§ **Records**
--

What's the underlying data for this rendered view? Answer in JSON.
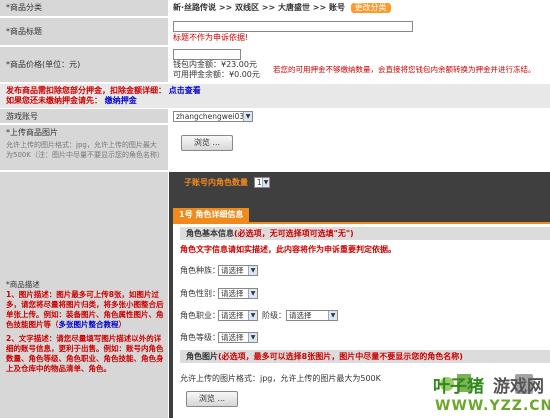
{
  "category": {
    "label": "*商品分类",
    "value": "新·丝路传说 >> 双线区 >> 大唐盛世 >> 账号",
    "change_button": "更改分类"
  },
  "title_field": {
    "label": "*商品标题",
    "value": "",
    "hint": "标题不作为申诉依据!"
  },
  "price_field": {
    "label": "*商品价格(单位：元)",
    "value": "",
    "wallet_balance": "钱包内金额：¥23.00元",
    "available_balance": "可用押金余额：¥0.00元",
    "warning": "若您的可用押金不够缴纳数量，会直接将您钱包内余额转换为押金并进行冻结。"
  },
  "notice": {
    "line1_prefix": "发布商品需扣除您部分押金，扣除金额详细：",
    "line1_link": "点击查看",
    "line2_prefix": "如果您还未缴纳押金请先：",
    "line2_link": "缴纳押金"
  },
  "game_account": {
    "label": "游戏账号",
    "selected": "zhangchengwei03"
  },
  "upload_image": {
    "label": "*上传商品图片",
    "desc": "允许上传的图片格式：jpg，允许上传的图片最大为500K（注：图片中尽量不要显示您的角色名称）",
    "browse_button": "浏览 ..."
  },
  "role_count": {
    "label": "子账号内角色数量",
    "selected": "1"
  },
  "role_tab": {
    "label": "1号 角色详细信息"
  },
  "role_basic": {
    "header_prefix": "角色基本信息",
    "header_note": "(必选项，无可选择项可选填\"无\")",
    "warning": "角色文字信息请如实描述，此内容将作为申诉重要判定依据。",
    "fields": [
      {
        "label": "角色种族：",
        "select": "请选择"
      },
      {
        "label": "角色性别：",
        "select": "请选择"
      },
      {
        "label": "角色职业：",
        "select": "请选择"
      },
      {
        "label": "角色等级：",
        "select": "请选择"
      }
    ],
    "rank_label": "阶级：",
    "rank_select": "请选择"
  },
  "role_image": {
    "header_prefix": "角色图片",
    "header_note": "(必选项，最多可以选择8张图片，图片中尽量不要显示您的角色名称)",
    "desc": "允许上传的图片格式：jpg，允许上传的图片最大为500K",
    "browse_button": "浏览 ..."
  },
  "description": {
    "label": "*商品描述",
    "para1": "1、图片描述：图片最多可上传8张，如图片过多，请您将尽量将图片归类，将多张小图整合后单张上传。例如：装备图片、角色属性图片、角色技能图片等（",
    "para1_link": "多张图片整合教程",
    "para1_end": "）",
    "para2": "2、文字描述：请您尽量填写图片描述以外的详细的账号信息，更利于出售。例如：账号内角色数量、角色等级、角色职业、角色技能、角色身上及仓库中的物品清单、角色。"
  },
  "watermark": {
    "brand": "叶子猪",
    "sub": "游戏网",
    "url": "WWW.YZZ.CN"
  },
  "colors": {
    "label_bg": "#d7d7d7",
    "accent_orange": "#f08a1c",
    "warning_red": "#cc0000",
    "link_blue": "#0000cc",
    "panel_dark": "#3f3f3f"
  }
}
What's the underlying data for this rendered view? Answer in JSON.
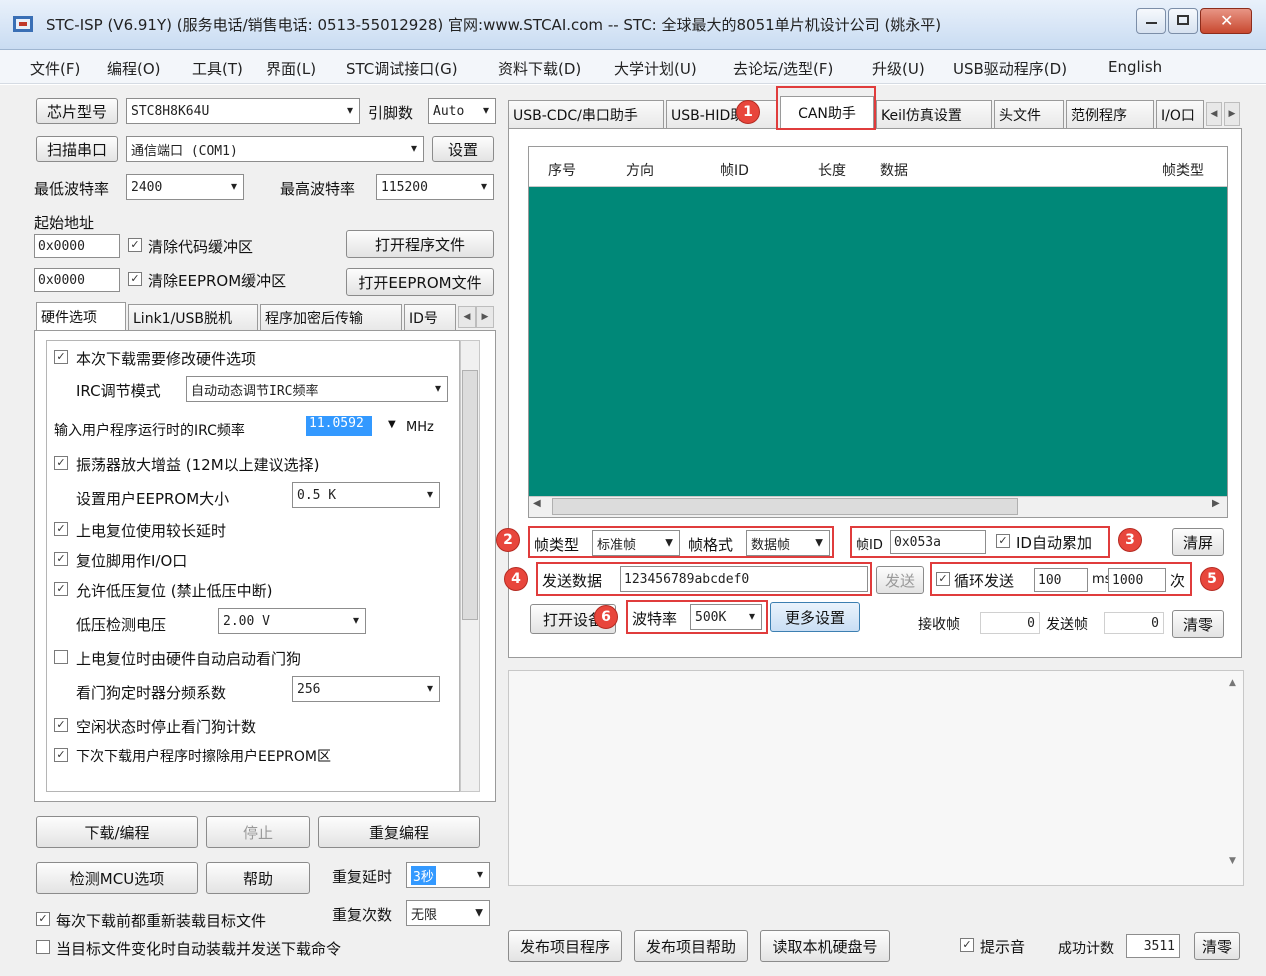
{
  "window": {
    "title": "STC-ISP (V6.91Y) (服务电话/销售电话: 0513-55012928) 官网:www.STCAI.com  -- STC: 全球最大的8051单片机设计公司 (姚永平)"
  },
  "menu": [
    "文件(F)",
    "编程(O)",
    "工具(T)",
    "界面(L)",
    "STC调试接口(G)",
    "资料下载(D)",
    "大学计划(U)",
    "去论坛/选型(F)",
    "升级(U)",
    "USB驱动程序(D)",
    "English"
  ],
  "left": {
    "chip_label": "芯片型号",
    "chip_value": "STC8H8K64U",
    "pins_label": "引脚数",
    "pins_value": "Auto",
    "scan_label": "扫描串口",
    "port_value": "通信端口 (COM1)",
    "settings_label": "设置",
    "min_baud_label": "最低波特率",
    "min_baud_value": "2400",
    "max_baud_label": "最高波特率",
    "max_baud_value": "115200",
    "start_addr_label": "起始地址",
    "addr1": "0x0000",
    "addr2": "0x0000",
    "clear_code_label": "清除代码缓冲区",
    "clear_eeprom_label": "清除EEPROM缓冲区",
    "open_prog_label": "打开程序文件",
    "open_eeprom_label": "打开EEPROM文件",
    "tabs": [
      "硬件选项",
      "Link1/USB脱机",
      "程序加密后传输",
      "ID号"
    ],
    "options": {
      "opt1": "本次下载需要修改硬件选项",
      "irc_mode_label": "IRC调节模式",
      "irc_mode_value": "自动动态调节IRC频率",
      "irc_freq_label": "输入用户程序运行时的IRC频率",
      "irc_freq_value": "11.0592",
      "irc_unit": "MHz",
      "opt2": "振荡器放大增益 (12M以上建议选择)",
      "eeprom_size_label": "设置用户EEPROM大小",
      "eeprom_size_value": "0.5 K",
      "opt3": "上电复位使用较长延时",
      "opt4": "复位脚用作I/O口",
      "opt5": "允许低压复位 (禁止低压中断)",
      "lvd_label": "低压检测电压",
      "lvd_value": "2.00 V",
      "opt6": "上电复位时由硬件自动启动看门狗",
      "wdt_label": "看门狗定时器分频系数",
      "wdt_value": "256",
      "opt7": "空闲状态时停止看门狗计数",
      "opt8": "下次下载用户程序时擦除用户EEPROM区"
    },
    "download_label": "下载/编程",
    "stop_label": "停止",
    "reprogram_label": "重复编程",
    "check_mcu_label": "检测MCU选项",
    "help_label": "帮助",
    "retry_delay_label": "重复延时",
    "retry_delay_value": "3秒",
    "retry_count_label": "重复次数",
    "retry_count_value": "无限",
    "reload_label": "每次下载前都重新装载目标文件",
    "auto_load_label": "当目标文件变化时自动装载并发送下载命令"
  },
  "right": {
    "tabs": [
      "USB-CDC/串口助手",
      "USB-HID助手",
      "CAN助手",
      "Keil仿真设置",
      "头文件",
      "范例程序",
      "I/O口"
    ],
    "grid_headers": [
      "序号",
      "方向",
      "帧ID",
      "长度",
      "数据",
      "帧类型"
    ],
    "frame_type_label": "帧类型",
    "frame_type_value": "标准帧",
    "frame_format_label": "帧格式",
    "frame_format_value": "数据帧",
    "frame_id_label": "帧ID",
    "frame_id_value": "0x053a",
    "id_auto_label": "ID自动累加",
    "clear_screen_label": "清屏",
    "send_data_label": "发送数据",
    "send_data_value": "123456789abcdef0",
    "send_label": "发送",
    "loop_send_label": "循环发送",
    "loop_interval": "100",
    "loop_unit": "ms",
    "loop_count": "1000",
    "loop_count_unit": "次",
    "open_port_label": "打开设备",
    "baud_label": "波特率",
    "baud_value": "500K",
    "more_settings_label": "更多设置",
    "rx_frames_label": "接收帧",
    "rx_frames_value": "0",
    "tx_frames_label": "发送帧",
    "tx_frames_value": "0",
    "clear_count_label": "清零",
    "badges": [
      "1",
      "2",
      "3",
      "4",
      "5",
      "6"
    ],
    "publish_prog_label": "发布项目程序",
    "publish_help_label": "发布项目帮助",
    "read_serial_label": "读取本机硬盘号",
    "beep_label": "提示音",
    "success_count_label": "成功计数",
    "success_count_value": "3511",
    "clear_success_label": "清零"
  },
  "colors": {
    "grid_bg": "#008878",
    "highlight": "#e03c3c",
    "selected_text_bg": "#3399ff"
  }
}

--

§ **Requirements**
Copy out all of the data word for word. Do not carry over any picture.

§ **Result of the task**
What's the underlying data for this rendered view? Answer in JSON.
{
  "category": {
    "label": "*商品分类",
    "value": "新·丝路传说 >> 双线区 >> 大唐盛世 >> 账号",
    "change_button": "更改分类"
  },
  "title_field": {
    "label": "*商品标题",
    "value": "",
    "hint": "标题不作为申诉依据!"
  },
  "price_field": {
    "label": "*商品价格(单位：元)",
    "value": "",
    "wallet_balance": "钱包内金额：¥23.00元",
    "available_balance": "可用押金余额：¥0.00元",
    "warning": "若您的可用押金不够缴纳数量，会直接将您钱包内余额转换为押金并进行冻结。"
  },
  "notice": {
    "line1_prefix": "发布商品需扣除您部分押金，扣除金额详细：",
    "line1_link": "点击查看",
    "line2_prefix": "如果您还未缴纳押金请先：",
    "line2_link": "缴纳押金"
  },
  "game_account": {
    "label": "游戏账号",
    "selected": "zhangchengwei03"
  },
  "upload_image": {
    "label": "*上传商品图片",
    "desc": "允许上传的图片格式：jpg，允许上传的图片最大为500K（注：图片中尽量不要显示您的角色名称）",
    "browse_button": "浏览 ..."
  },
  "role_count": {
    "label": "子账号内角色数量",
    "selected": "1"
  },
  "role_tab": {
    "label": "1号 角色详细信息"
  },
  "role_basic": {
    "header_prefix": "角色基本信息",
    "header_note": "(必选项，无可选择项可选填\"无\")",
    "warning": "角色文字信息请如实描述，此内容将作为申诉重要判定依据。",
    "fields": [
      {
        "label": "角色种族：",
        "select": "请选择"
      },
      {
        "label": "角色性别：",
        "select": "请选择"
      },
      {
        "label": "角色职业：",
        "select": "请选择"
      },
      {
        "label": "角色等级：",
        "select": "请选择"
      }
    ],
    "rank_label": "阶级：",
    "rank_select": "请选择"
  },
  "role_image": {
    "header_prefix": "角色图片",
    "header_note": "(必选项，最多可以选择8张图片，图片中尽量不要显示您的角色名称)",
    "desc": "允许上传的图片格式：jpg，允许上传的图片最大为500K",
    "browse_button": "浏览 ..."
  },
  "description": {
    "label": "*商品描述",
    "para1": "1、图片描述：图片最多可上传8张，如图片过多，请您将尽量将图片归类，将多张小图整合后单张上传。例如：装备图片、角色属性图片、角色技能图片等（",
    "para1_link": "多张图片整合教程",
    "para1_end": "）",
    "para2": "2、文字描述：请您尽量填写图片描述以外的详细的账号信息，更利于出售。例如：账号内角色数量、角色等级、角色职业、角色技能、角色身上及仓库中的物品清单、角色。"
  },
  "watermark": {
    "brand": "叶子猪",
    "sub": "游戏网",
    "url": "WWW.YZZ.CN"
  },
  "colors": {
    "label_bg": "#d7d7d7",
    "accent_orange": "#f08a1c",
    "warning_red": "#cc0000",
    "link_blue": "#0000cc",
    "panel_dark": "#3f3f3f"
  }
}
What's the underlying data for this rendered view? Answer in JSON.
{
  "window": {
    "title": "STC-ISP (V6.91Y) (服务电话/销售电话: 0513-55012928) 官网:www.STCAI.com  -- STC: 全球最大的8051单片机设计公司 (姚永平)"
  },
  "menu": [
    "文件(F)",
    "编程(O)",
    "工具(T)",
    "界面(L)",
    "STC调试接口(G)",
    "资料下载(D)",
    "大学计划(U)",
    "去论坛/选型(F)",
    "升级(U)",
    "USB驱动程序(D)",
    "English"
  ],
  "left": {
    "chip_label": "芯片型号",
    "chip_value": "STC8H8K64U",
    "pins_label": "引脚数",
    "pins_value": "Auto",
    "scan_label": "扫描串口",
    "port_value": "通信端口 (COM1)",
    "settings_label": "设置",
    "min_baud_label": "最低波特率",
    "min_baud_value": "2400",
    "max_baud_label": "最高波特率",
    "max_baud_value": "115200",
    "start_addr_label": "起始地址",
    "addr1": "0x0000",
    "addr2": "0x0000",
    "clear_code_label": "清除代码缓冲区",
    "clear_eeprom_label": "清除EEPROM缓冲区",
    "open_prog_label": "打开程序文件",
    "open_eeprom_label": "打开EEPROM文件",
    "tabs": [
      "硬件选项",
      "Link1/USB脱机",
      "程序加密后传输",
      "ID号"
    ],
    "options": {
      "opt1": "本次下载需要修改硬件选项",
      "irc_mode_label": "IRC调节模式",
      "irc_mode_value": "自动动态调节IRC频率",
      "irc_freq_label": "输入用户程序运行时的IRC频率",
      "irc_freq_value": "11.0592",
      "irc_unit": "MHz",
      "opt2": "振荡器放大增益 (12M以上建议选择)",
      "eeprom_size_label": "设置用户EEPROM大小",
      "eeprom_size_value": "0.5 K",
      "opt3": "上电复位使用较长延时",
      "opt4": "复位脚用作I/O口",
      "opt5": "允许低压复位 (禁止低压中断)",
      "lvd_label": "低压检测电压",
      "lvd_value": "2.00 V",
      "opt6": "上电复位时由硬件自动启动看门狗",
      "wdt_label": "看门狗定时器分频系数",
      "wdt_value": "256",
      "opt7": "空闲状态时停止看门狗计数",
      "opt8": "下次下载用户程序时擦除用户EEPROM区"
    },
    "download_label": "下载/编程",
    "stop_label": "停止",
    "reprogram_label": "重复编程",
    "check_mcu_label": "检测MCU选项",
    "help_label": "帮助",
    "retry_delay_label": "重复延时",
    "retry_delay_value": "3秒",
    "retry_count_label": "重复次数",
    "retry_count_value": "无限",
    "reload_label": "每次下载前都重新装载目标文件",
    "auto_load_label": "当目标文件变化时自动装载并发送下载命令"
  },
  "right": {
    "tabs": [
      "USB-CDC/串口助手",
      "USB-HID助手",
      "CAN助手",
      "Keil仿真设置",
      "头文件",
      "范例程序",
      "I/O口"
    ],
    "grid_headers": [
      "序号",
      "方向",
      "帧ID",
      "长度",
      "数据",
      "帧类型"
    ],
    "frame_type_label": "帧类型",
    "frame_type_value": "标准帧",
    "frame_format_label": "帧格式",
    "frame_format_value": "数据帧",
    "frame_id_label": "帧ID",
    "frame_id_value": "0x053a",
    "id_auto_label": "ID自动累加",
    "clear_screen_label": "清屏",
    "send_data_label": "发送数据",
    "send_data_value": "123456789abcdef0",
    "send_label": "发送",
    "loop_send_label": "循环发送",
    "loop_interval": "100",
    "loop_unit": "ms",
    "loop_count": "1000",
    "loop_count_unit": "次",
    "open_port_label": "打开设备",
    "baud_label": "波特率",
    "baud_value": "500K",
    "more_settings_label": "更多设置",
    "rx_frames_label": "接收帧",
    "rx_frames_value": "0",
    "tx_frames_label": "发送帧",
    "tx_frames_value": "0",
    "clear_count_label": "清零",
    "badges": [
      "1",
      "2",
      "3",
      "4",
      "5",
      "6"
    ],
    "publish_prog_label": "发布项目程序",
    "publish_help_label": "发布项目帮助",
    "read_serial_label": "读取本机硬盘号",
    "beep_label": "提示音",
    "success_count_label": "成功计数",
    "success_count_value": "3511",
    "clear_success_label": "清零"
  },
  "colors": {
    "grid_bg": "#008878",
    "highlight": "#e03c3c",
    "selected_text_bg": "#3399ff"
  }
}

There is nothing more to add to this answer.